_TASK GOAL_
In the material below, the lines containing the word "Mobile" are required; copy each of them.

* START DATA EXCERPTS *

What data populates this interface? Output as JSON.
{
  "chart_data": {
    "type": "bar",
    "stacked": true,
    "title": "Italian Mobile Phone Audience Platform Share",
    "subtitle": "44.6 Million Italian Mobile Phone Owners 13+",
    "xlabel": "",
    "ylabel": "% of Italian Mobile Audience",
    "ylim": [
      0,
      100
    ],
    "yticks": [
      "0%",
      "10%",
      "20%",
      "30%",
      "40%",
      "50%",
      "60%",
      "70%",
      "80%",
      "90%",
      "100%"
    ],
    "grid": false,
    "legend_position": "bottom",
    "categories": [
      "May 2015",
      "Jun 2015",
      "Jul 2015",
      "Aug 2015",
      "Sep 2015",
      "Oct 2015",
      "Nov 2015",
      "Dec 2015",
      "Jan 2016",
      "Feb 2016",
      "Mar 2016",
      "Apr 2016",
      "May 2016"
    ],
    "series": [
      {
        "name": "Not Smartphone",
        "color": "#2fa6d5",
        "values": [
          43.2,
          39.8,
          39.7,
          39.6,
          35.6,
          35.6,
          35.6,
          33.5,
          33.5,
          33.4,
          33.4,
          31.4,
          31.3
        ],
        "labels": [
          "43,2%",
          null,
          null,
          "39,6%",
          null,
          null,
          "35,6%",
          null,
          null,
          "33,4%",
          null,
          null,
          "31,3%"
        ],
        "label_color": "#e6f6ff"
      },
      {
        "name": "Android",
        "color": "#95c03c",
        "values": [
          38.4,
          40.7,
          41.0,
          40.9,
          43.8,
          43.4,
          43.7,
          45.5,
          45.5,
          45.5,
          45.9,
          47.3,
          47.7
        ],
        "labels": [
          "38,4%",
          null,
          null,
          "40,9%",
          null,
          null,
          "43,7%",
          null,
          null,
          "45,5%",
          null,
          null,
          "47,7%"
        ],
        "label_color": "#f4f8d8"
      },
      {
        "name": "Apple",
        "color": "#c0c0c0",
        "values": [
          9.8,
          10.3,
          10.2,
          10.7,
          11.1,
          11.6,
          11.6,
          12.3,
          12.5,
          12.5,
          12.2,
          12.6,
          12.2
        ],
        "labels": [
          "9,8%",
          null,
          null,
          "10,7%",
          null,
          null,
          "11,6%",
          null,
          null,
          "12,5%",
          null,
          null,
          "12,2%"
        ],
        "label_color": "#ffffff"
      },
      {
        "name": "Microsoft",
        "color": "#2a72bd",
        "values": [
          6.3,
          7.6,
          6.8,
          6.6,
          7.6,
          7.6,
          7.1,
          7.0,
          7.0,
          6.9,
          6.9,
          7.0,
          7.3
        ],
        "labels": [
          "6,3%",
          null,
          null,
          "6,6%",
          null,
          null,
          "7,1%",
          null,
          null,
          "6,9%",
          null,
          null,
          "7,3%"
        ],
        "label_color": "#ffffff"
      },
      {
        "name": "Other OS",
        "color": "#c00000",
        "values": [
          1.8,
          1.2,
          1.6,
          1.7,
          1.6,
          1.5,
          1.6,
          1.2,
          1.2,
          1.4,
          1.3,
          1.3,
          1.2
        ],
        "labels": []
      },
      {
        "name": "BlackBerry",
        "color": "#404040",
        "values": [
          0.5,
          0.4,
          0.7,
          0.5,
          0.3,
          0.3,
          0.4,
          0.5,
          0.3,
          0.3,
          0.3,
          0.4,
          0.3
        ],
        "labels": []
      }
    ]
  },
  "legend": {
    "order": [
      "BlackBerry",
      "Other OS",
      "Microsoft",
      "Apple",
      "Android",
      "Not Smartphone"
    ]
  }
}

* END DATA EXCERPTS *

_REPLY TO THE TASK_
    "title": "Italian Mobile Phone Audience Platform Share",
    "subtitle": "44.6 Million Italian Mobile Phone Owners 13+",
    "ylabel": "% of Italian Mobile Audience",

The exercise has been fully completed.